> [Task instructions] Select the lines below containing the word "text".

--- Begin Data provided ---

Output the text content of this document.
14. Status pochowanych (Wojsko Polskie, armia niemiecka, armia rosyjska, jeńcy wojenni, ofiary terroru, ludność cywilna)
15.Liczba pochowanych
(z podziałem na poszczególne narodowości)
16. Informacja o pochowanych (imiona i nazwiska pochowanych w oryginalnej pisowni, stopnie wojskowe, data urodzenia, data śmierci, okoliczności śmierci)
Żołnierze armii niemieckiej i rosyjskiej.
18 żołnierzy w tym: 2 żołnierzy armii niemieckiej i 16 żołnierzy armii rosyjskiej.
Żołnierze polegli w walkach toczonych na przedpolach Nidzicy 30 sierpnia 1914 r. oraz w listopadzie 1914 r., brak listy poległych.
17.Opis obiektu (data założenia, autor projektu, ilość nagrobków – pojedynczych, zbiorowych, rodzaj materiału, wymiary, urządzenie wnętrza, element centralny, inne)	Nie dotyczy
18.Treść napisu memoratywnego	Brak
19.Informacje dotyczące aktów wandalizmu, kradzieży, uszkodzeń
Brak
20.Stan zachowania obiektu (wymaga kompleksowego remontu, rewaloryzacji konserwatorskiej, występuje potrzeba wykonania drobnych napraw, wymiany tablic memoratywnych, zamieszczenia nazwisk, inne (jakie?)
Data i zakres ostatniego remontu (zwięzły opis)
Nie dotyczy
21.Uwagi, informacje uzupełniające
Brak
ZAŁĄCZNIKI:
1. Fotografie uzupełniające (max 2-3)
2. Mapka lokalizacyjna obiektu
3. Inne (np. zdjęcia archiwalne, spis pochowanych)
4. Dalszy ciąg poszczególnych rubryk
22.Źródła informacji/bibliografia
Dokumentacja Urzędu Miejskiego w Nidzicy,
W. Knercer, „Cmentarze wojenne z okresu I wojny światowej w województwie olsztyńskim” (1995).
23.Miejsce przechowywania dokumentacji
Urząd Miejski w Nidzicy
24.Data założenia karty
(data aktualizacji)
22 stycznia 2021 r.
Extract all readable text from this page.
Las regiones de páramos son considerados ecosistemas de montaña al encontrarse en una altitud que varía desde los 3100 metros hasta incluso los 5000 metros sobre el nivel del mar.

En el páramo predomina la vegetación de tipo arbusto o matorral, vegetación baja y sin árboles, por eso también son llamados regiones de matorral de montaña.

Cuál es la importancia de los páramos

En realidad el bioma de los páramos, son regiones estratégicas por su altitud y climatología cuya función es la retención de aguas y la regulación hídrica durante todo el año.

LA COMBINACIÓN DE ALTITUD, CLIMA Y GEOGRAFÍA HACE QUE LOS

--- End Data provided ---

> [Worked solution]
Output the text content of this document.
Extract all readable text from this page.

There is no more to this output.